*GIVEN INSTRUCTION*
Lines containing "Subscribed" are to be counted. Give the number and nothing more.
— Start of MATERIAL FOR THIS EXERCISE —
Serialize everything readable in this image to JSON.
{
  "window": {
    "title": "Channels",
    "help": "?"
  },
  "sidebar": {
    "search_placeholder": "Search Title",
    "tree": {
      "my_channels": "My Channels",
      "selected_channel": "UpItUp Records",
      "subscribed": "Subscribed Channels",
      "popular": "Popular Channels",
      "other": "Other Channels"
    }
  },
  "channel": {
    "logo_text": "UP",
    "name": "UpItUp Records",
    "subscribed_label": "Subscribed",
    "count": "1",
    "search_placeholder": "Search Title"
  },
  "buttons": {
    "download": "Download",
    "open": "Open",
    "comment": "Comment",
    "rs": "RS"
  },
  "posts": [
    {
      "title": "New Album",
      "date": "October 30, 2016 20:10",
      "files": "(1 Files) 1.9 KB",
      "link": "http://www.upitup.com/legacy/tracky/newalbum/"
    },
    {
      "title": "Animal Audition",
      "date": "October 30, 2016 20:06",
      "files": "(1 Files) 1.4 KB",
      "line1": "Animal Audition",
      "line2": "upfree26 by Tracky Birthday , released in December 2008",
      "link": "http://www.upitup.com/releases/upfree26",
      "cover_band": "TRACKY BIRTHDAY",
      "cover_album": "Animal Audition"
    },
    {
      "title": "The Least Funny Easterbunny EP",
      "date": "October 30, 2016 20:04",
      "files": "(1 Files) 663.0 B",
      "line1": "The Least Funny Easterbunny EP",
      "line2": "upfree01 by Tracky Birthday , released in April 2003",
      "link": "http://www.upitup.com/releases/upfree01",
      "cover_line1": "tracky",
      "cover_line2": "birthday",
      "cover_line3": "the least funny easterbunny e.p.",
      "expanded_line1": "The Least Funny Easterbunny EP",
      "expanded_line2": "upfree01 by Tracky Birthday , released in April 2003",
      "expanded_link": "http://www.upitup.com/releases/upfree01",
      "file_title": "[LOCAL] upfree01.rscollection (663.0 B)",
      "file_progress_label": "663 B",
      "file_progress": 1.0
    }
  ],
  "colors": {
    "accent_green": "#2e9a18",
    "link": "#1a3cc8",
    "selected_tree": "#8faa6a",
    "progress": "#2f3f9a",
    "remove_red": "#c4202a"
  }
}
— End of MATERIAL FOR THIS EXERCISE —
*ANSWER IN FULL*
2